__Exercise input__.
'''

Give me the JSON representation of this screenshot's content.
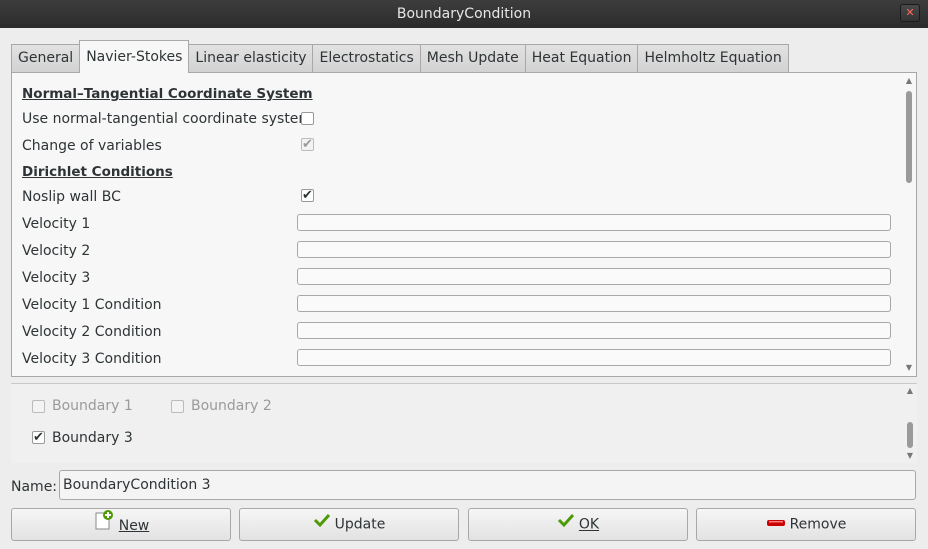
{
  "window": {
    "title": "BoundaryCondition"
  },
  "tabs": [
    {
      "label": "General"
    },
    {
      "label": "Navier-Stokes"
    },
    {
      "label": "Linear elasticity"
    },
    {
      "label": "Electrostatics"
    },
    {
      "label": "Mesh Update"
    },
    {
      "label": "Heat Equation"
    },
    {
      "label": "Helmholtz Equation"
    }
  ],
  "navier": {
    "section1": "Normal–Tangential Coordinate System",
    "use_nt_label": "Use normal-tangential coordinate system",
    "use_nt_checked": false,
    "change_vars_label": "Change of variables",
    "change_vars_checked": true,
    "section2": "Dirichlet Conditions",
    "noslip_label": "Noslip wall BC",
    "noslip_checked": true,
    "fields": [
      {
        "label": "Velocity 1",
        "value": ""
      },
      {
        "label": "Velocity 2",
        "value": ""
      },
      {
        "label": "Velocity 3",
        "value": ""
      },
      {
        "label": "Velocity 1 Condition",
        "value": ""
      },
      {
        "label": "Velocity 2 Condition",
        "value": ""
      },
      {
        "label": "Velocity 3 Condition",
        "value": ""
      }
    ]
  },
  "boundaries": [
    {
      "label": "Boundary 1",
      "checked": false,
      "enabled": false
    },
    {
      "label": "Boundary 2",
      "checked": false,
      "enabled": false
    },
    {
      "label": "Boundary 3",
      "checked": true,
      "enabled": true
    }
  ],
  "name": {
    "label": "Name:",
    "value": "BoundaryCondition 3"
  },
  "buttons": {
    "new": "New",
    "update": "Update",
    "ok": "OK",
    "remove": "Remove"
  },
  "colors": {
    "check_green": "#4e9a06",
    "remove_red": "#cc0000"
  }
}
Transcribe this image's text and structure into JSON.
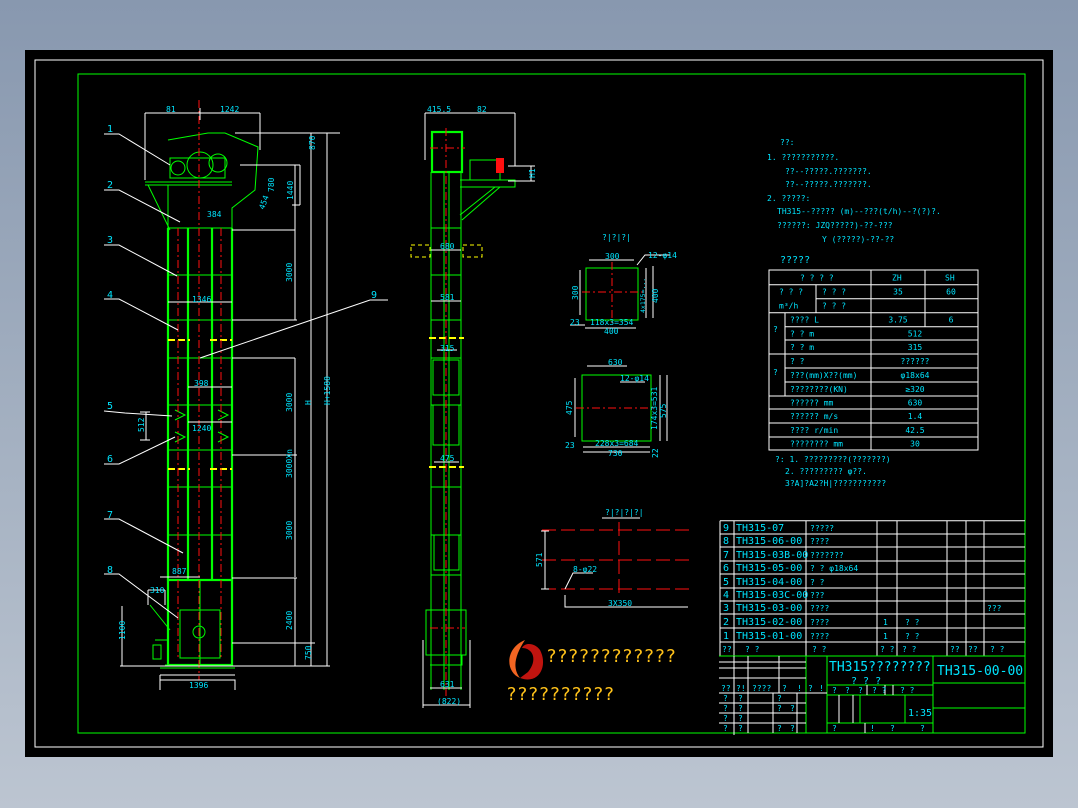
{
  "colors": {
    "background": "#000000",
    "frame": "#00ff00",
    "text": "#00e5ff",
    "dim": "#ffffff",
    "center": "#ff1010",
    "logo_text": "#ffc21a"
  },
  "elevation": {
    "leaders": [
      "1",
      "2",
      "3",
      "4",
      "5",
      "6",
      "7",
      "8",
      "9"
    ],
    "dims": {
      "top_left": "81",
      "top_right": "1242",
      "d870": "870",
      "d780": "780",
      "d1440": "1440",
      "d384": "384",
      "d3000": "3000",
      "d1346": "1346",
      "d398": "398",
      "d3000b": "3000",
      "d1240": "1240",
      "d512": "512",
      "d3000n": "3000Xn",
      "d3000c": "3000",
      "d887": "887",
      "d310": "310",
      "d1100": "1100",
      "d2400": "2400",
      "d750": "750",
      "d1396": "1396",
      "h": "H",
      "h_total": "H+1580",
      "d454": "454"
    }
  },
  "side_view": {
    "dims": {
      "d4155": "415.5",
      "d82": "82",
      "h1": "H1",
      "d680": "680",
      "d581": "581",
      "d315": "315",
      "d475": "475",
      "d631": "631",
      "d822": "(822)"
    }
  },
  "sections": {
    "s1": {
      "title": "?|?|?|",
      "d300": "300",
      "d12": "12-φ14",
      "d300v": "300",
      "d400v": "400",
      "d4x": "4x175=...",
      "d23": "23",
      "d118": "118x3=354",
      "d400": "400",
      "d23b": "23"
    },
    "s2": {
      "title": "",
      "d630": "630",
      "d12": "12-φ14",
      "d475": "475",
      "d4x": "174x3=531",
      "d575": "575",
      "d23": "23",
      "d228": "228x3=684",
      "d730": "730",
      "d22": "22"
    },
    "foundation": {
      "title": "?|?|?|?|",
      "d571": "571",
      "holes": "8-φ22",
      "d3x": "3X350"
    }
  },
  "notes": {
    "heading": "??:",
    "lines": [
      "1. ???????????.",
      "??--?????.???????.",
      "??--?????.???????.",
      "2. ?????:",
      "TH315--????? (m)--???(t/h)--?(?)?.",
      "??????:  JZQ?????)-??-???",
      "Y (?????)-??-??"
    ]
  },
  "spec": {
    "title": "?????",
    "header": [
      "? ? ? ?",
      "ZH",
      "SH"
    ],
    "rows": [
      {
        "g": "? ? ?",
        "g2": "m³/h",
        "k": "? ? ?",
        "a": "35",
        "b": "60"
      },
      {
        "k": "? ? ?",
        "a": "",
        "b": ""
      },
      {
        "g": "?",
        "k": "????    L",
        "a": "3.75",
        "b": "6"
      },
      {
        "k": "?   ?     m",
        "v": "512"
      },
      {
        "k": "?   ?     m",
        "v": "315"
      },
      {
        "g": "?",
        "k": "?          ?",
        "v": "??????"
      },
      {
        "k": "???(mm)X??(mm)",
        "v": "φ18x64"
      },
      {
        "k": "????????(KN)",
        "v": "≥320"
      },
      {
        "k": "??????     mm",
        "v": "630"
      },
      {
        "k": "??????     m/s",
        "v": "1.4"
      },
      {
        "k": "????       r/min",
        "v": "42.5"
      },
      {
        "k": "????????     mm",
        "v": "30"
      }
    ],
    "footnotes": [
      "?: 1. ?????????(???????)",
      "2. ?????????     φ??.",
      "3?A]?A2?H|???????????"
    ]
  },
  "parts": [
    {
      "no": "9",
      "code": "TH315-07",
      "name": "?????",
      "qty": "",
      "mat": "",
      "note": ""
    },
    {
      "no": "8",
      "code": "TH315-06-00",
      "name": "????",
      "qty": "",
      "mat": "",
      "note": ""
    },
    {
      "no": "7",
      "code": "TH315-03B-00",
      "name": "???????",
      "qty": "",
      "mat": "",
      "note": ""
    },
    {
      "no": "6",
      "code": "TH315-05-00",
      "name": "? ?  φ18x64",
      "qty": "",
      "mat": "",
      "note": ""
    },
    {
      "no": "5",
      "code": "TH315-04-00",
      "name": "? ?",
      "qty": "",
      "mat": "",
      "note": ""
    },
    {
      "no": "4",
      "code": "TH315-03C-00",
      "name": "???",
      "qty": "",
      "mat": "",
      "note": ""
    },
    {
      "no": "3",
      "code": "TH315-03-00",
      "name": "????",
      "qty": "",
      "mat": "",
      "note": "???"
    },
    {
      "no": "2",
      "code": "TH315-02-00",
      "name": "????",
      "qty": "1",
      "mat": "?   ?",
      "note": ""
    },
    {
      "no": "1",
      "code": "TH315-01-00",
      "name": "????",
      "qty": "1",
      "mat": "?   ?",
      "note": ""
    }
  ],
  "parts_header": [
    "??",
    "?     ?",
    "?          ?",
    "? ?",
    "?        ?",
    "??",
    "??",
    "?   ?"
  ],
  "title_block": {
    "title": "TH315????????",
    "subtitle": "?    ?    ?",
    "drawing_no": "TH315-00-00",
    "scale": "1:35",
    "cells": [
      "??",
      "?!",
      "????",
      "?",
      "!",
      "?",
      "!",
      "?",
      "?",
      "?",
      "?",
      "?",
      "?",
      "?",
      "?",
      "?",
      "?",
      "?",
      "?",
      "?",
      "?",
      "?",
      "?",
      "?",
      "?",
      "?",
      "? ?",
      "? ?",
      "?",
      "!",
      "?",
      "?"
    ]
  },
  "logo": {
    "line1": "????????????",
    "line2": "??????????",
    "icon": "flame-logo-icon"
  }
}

'''

__Short task__. Write the records out once more, exactly as they appear, with no pictures.

__Answer for the task__.
Give me the JSON representation of this screenshot's content.
{
  "window": {
    "title": "BoundaryCondition"
  },
  "tabs": [
    {
      "label": "General"
    },
    {
      "label": "Navier-Stokes"
    },
    {
      "label": "Linear elasticity"
    },
    {
      "label": "Electrostatics"
    },
    {
      "label": "Mesh Update"
    },
    {
      "label": "Heat Equation"
    },
    {
      "label": "Helmholtz Equation"
    }
  ],
  "navier": {
    "section1": "Normal–Tangential Coordinate System",
    "use_nt_label": "Use normal-tangential coordinate system",
    "use_nt_checked": false,
    "change_vars_label": "Change of variables",
    "change_vars_checked": true,
    "section2": "Dirichlet Conditions",
    "noslip_label": "Noslip wall BC",
    "noslip_checked": true,
    "fields": [
      {
        "label": "Velocity 1",
        "value": ""
      },
      {
        "label": "Velocity 2",
        "value": ""
      },
      {
        "label": "Velocity 3",
        "value": ""
      },
      {
        "label": "Velocity 1 Condition",
        "value": ""
      },
      {
        "label": "Velocity 2 Condition",
        "value": ""
      },
      {
        "label": "Velocity 3 Condition",
        "value": ""
      }
    ]
  },
  "boundaries": [
    {
      "label": "Boundary 1",
      "checked": false,
      "enabled": false
    },
    {
      "label": "Boundary 2",
      "checked": false,
      "enabled": false
    },
    {
      "label": "Boundary 3",
      "checked": true,
      "enabled": true
    }
  ],
  "name": {
    "label": "Name:",
    "value": "BoundaryCondition 3"
  },
  "buttons": {
    "new": "New",
    "update": "Update",
    "ok": "OK",
    "remove": "Remove"
  },
  "colors": {
    "check_green": "#4e9a06",
    "remove_red": "#cc0000"
  }
}
Transcribe this image's text and structure into JSON.
{
  "colors": {
    "background": "#000000",
    "frame": "#00ff00",
    "text": "#00e5ff",
    "dim": "#ffffff",
    "center": "#ff1010",
    "logo_text": "#ffc21a"
  },
  "elevation": {
    "leaders": [
      "1",
      "2",
      "3",
      "4",
      "5",
      "6",
      "7",
      "8",
      "9"
    ],
    "dims": {
      "top_left": "81",
      "top_right": "1242",
      "d870": "870",
      "d780": "780",
      "d1440": "1440",
      "d384": "384",
      "d3000": "3000",
      "d1346": "1346",
      "d398": "398",
      "d3000b": "3000",
      "d1240": "1240",
      "d512": "512",
      "d3000n": "3000Xn",
      "d3000c": "3000",
      "d887": "887",
      "d310": "310",
      "d1100": "1100",
      "d2400": "2400",
      "d750": "750",
      "d1396": "1396",
      "h": "H",
      "h_total": "H+1580",
      "d454": "454"
    }
  },
  "side_view": {
    "dims": {
      "d4155": "415.5",
      "d82": "82",
      "h1": "H1",
      "d680": "680",
      "d581": "581",
      "d315": "315",
      "d475": "475",
      "d631": "631",
      "d822": "(822)"
    }
  },
  "sections": {
    "s1": {
      "title": "?|?|?|",
      "d300": "300",
      "d12": "12-φ14",
      "d300v": "300",
      "d400v": "400",
      "d4x": "4x175=...",
      "d23": "23",
      "d118": "118x3=354",
      "d400": "400",
      "d23b": "23"
    },
    "s2": {
      "title": "",
      "d630": "630",
      "d12": "12-φ14",
      "d475": "475",
      "d4x": "174x3=531",
      "d575": "575",
      "d23": "23",
      "d228": "228x3=684",
      "d730": "730",
      "d22": "22"
    },
    "foundation": {
      "title": "?|?|?|?|",
      "d571": "571",
      "holes": "8-φ22",
      "d3x": "3X350"
    }
  },
  "notes": {
    "heading": "??:",
    "lines": [
      "1. ???????????.",
      "??--?????.???????.",
      "??--?????.???????.",
      "2. ?????:",
      "TH315--????? (m)--???(t/h)--?(?)?.",
      "??????:  JZQ?????)-??-???",
      "Y (?????)-??-??"
    ]
  },
  "spec": {
    "title": "?????",
    "header": [
      "? ? ? ?",
      "ZH",
      "SH"
    ],
    "rows": [
      {
        "g": "? ? ?",
        "g2": "m³/h",
        "k": "? ? ?",
        "a": "35",
        "b": "60"
      },
      {
        "k": "? ? ?",
        "a": "",
        "b": ""
      },
      {
        "g": "?",
        "k": "????    L",
        "a": "3.75",
        "b": "6"
      },
      {
        "k": "?   ?     m",
        "v": "512"
      },
      {
        "k": "?   ?     m",
        "v": "315"
      },
      {
        "g": "?",
        "k": "?          ?",
        "v": "??????"
      },
      {
        "k": "???(mm)X??(mm)",
        "v": "φ18x64"
      },
      {
        "k": "????????(KN)",
        "v": "≥320"
      },
      {
        "k": "??????     mm",
        "v": "630"
      },
      {
        "k": "??????     m/s",
        "v": "1.4"
      },
      {
        "k": "????       r/min",
        "v": "42.5"
      },
      {
        "k": "????????     mm",
        "v": "30"
      }
    ],
    "footnotes": [
      "?: 1. ?????????(???????)",
      "2. ?????????     φ??.",
      "3?A]?A2?H|???????????"
    ]
  },
  "parts": [
    {
      "no": "9",
      "code": "TH315-07",
      "name": "?????",
      "qty": "",
      "mat": "",
      "note": ""
    },
    {
      "no": "8",
      "code": "TH315-06-00",
      "name": "????",
      "qty": "",
      "mat": "",
      "note": ""
    },
    {
      "no": "7",
      "code": "TH315-03B-00",
      "name": "???????",
      "qty": "",
      "mat": "",
      "note": ""
    },
    {
      "no": "6",
      "code": "TH315-05-00",
      "name": "? ?  φ18x64",
      "qty": "",
      "mat": "",
      "note": ""
    },
    {
      "no": "5",
      "code": "TH315-04-00",
      "name": "? ?",
      "qty": "",
      "mat": "",
      "note": ""
    },
    {
      "no": "4",
      "code": "TH315-03C-00",
      "name": "???",
      "qty": "",
      "mat": "",
      "note": ""
    },
    {
      "no": "3",
      "code": "TH315-03-00",
      "name": "????",
      "qty": "",
      "mat": "",
      "note": "???"
    },
    {
      "no": "2",
      "code": "TH315-02-00",
      "name": "????",
      "qty": "1",
      "mat": "?   ?",
      "note": ""
    },
    {
      "no": "1",
      "code": "TH315-01-00",
      "name": "????",
      "qty": "1",
      "mat": "?   ?",
      "note": ""
    }
  ],
  "parts_header": [
    "??",
    "?     ?",
    "?          ?",
    "? ?",
    "?        ?",
    "??",
    "??",
    "?   ?"
  ],
  "title_block": {
    "title": "TH315????????",
    "subtitle": "?    ?    ?",
    "drawing_no": "TH315-00-00",
    "scale": "1:35",
    "cells": [
      "??",
      "?!",
      "????",
      "?",
      "!",
      "?",
      "!",
      "?",
      "?",
      "?",
      "?",
      "?",
      "?",
      "?",
      "?",
      "?",
      "?",
      "?",
      "?",
      "?",
      "?",
      "?",
      "?",
      "?",
      "?",
      "?",
      "? ?",
      "? ?",
      "?",
      "!",
      "?",
      "?"
    ]
  },
  "logo": {
    "line1": "????????????",
    "line2": "??????????",
    "icon": "flame-logo-icon"
  }
}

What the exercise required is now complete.